━━ DATA ━━
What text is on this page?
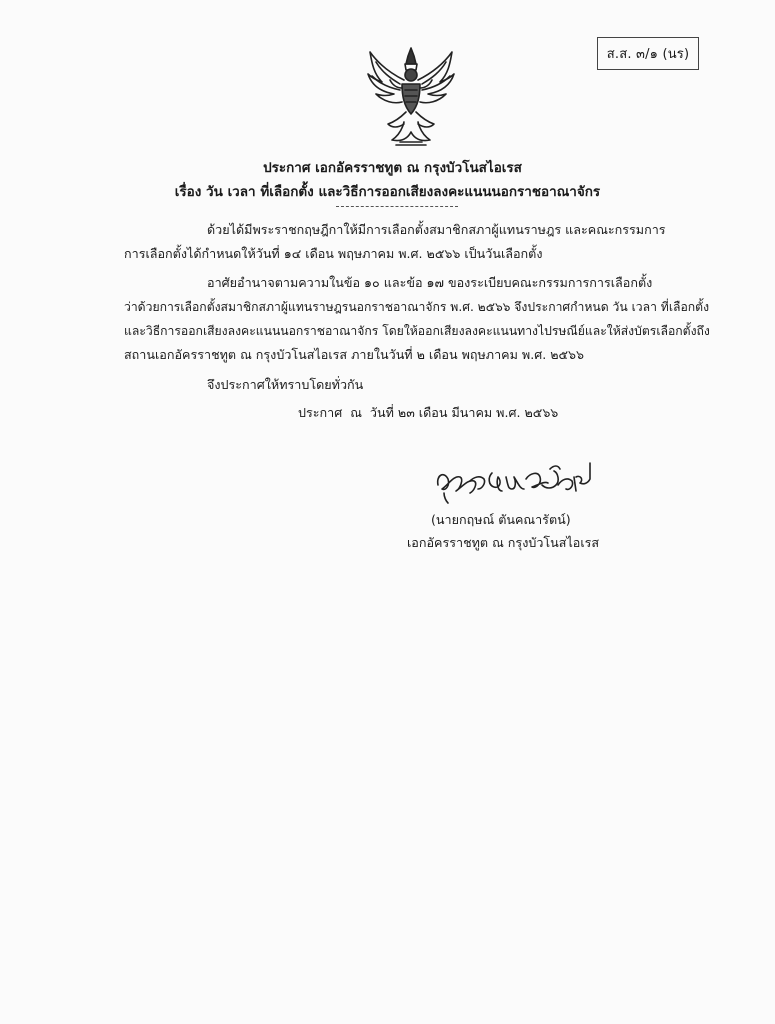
ส.ส. ๓/๑ (นร)
ประกาศ เอกอัครราชทูต ณ กรุงบัวโนสไอเรส
เรื่อง วัน เวลา ที่เลือกตั้ง และวิธีการออกเสียงลงคะแนนนอกราชอาณาจักร
ด้วยได้มีพระราชกฤษฎีกาให้มีการเลือกตั้งสมาชิกสภาผู้แทนราษฎร และคณะกรรมการ
การเลือกตั้งได้กำหนดให้วันที่ ๑๔ เดือน พฤษภาคม พ.ศ. ๒๕๖๖ เป็นวันเลือกตั้ง
อาศัยอำนาจตามความในข้อ ๑๐ และข้อ ๑๗ ของระเบียบคณะกรรมการการเลือกตั้ง
ว่าด้วยการเลือกตั้งสมาชิกสภาผู้แทนราษฎรนอกราชอาณาจักร พ.ศ. ๒๕๖๖ จึงประกาศกำหนด วัน เวลา ที่เลือกตั้ง
และวิธีการออกเสียงลงคะแนนนอกราชอาณาจักร โดยให้ออกเสียงลงคะแนนทางไปรษณีย์และให้ส่งบัตรเลือกตั้งถึง
สถานเอกอัครราชทูต ณ กรุงบัวโนสไอเรส ภายในวันที่ ๒ เดือน พฤษภาคม พ.ศ. ๒๕๖๖
จึงประกาศให้ทราบโดยทั่วกัน
ประกาศ  ณ  วันที่ ๒๓ เดือน มีนาคม พ.ศ. ๒๕๖๖
(นายกฤษณ์ ตันคณารัตน์)
เอกอัครราชทูต ณ กรุงบัวโนสไอเรส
━━━
**TASK TO COMPLETE**: Write out the full set of lines verbatim, without the pictures.

**ANSWER TO THIS PROBLEM**:
What text is on this page?
ส.ส. ๓/๑ (นร)
ประกาศ เอกอัครราชทูต ณ กรุงบัวโนสไอเรส
เรื่อง วัน เวลา ที่เลือกตั้ง และวิธีการออกเสียงลงคะแนนนอกราชอาณาจักร
ด้วยได้มีพระราชกฤษฎีกาให้มีการเลือกตั้งสมาชิกสภาผู้แทนราษฎร และคณะกรรมการ
การเลือกตั้งได้กำหนดให้วันที่ ๑๔ เดือน พฤษภาคม พ.ศ. ๒๕๖๖ เป็นวันเลือกตั้ง
อาศัยอำนาจตามความในข้อ ๑๐ และข้อ ๑๗ ของระเบียบคณะกรรมการการเลือกตั้ง
ว่าด้วยการเลือกตั้งสมาชิกสภาผู้แทนราษฎรนอกราชอาณาจักร พ.ศ. ๒๕๖๖ จึงประกาศกำหนด วัน เวลา ที่เลือกตั้ง
และวิธีการออกเสียงลงคะแนนนอกราชอาณาจักร โดยให้ออกเสียงลงคะแนนทางไปรษณีย์และให้ส่งบัตรเลือกตั้งถึง
สถานเอกอัครราชทูต ณ กรุงบัวโนสไอเรส ภายในวันที่ ๒ เดือน พฤษภาคม พ.ศ. ๒๕๖๖
จึงประกาศให้ทราบโดยทั่วกัน
ประกาศ  ณ  วันที่ ๒๓ เดือน มีนาคม พ.ศ. ๒๕๖๖
(นายกฤษณ์ ตันคณารัตน์)
เอกอัครราชทูต ณ กรุงบัวโนสไอเรส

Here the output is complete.